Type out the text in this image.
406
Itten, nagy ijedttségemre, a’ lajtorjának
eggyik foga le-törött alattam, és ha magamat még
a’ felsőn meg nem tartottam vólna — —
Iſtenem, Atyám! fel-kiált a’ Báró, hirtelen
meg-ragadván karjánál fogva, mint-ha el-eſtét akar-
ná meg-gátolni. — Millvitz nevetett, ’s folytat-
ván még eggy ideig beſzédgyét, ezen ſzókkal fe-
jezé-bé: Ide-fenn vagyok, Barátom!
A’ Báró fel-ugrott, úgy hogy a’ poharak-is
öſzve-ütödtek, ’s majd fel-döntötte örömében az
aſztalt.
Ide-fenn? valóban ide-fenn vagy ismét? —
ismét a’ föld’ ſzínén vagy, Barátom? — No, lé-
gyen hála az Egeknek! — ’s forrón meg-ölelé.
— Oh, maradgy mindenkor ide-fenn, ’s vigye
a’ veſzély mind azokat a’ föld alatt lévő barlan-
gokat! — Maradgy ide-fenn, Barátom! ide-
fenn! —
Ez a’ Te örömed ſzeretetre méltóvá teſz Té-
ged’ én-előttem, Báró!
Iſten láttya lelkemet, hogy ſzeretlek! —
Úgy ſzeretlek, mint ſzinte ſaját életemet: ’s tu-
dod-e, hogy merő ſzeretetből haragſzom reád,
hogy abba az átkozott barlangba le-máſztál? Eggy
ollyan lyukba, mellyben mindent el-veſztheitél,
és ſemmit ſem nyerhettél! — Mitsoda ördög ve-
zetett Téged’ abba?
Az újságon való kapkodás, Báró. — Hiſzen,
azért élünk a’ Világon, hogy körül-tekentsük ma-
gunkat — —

**Work to complete:** Go through the listing above and report how many of its lines contain the word "Báró", with only the number as output.

**Written answer:** 4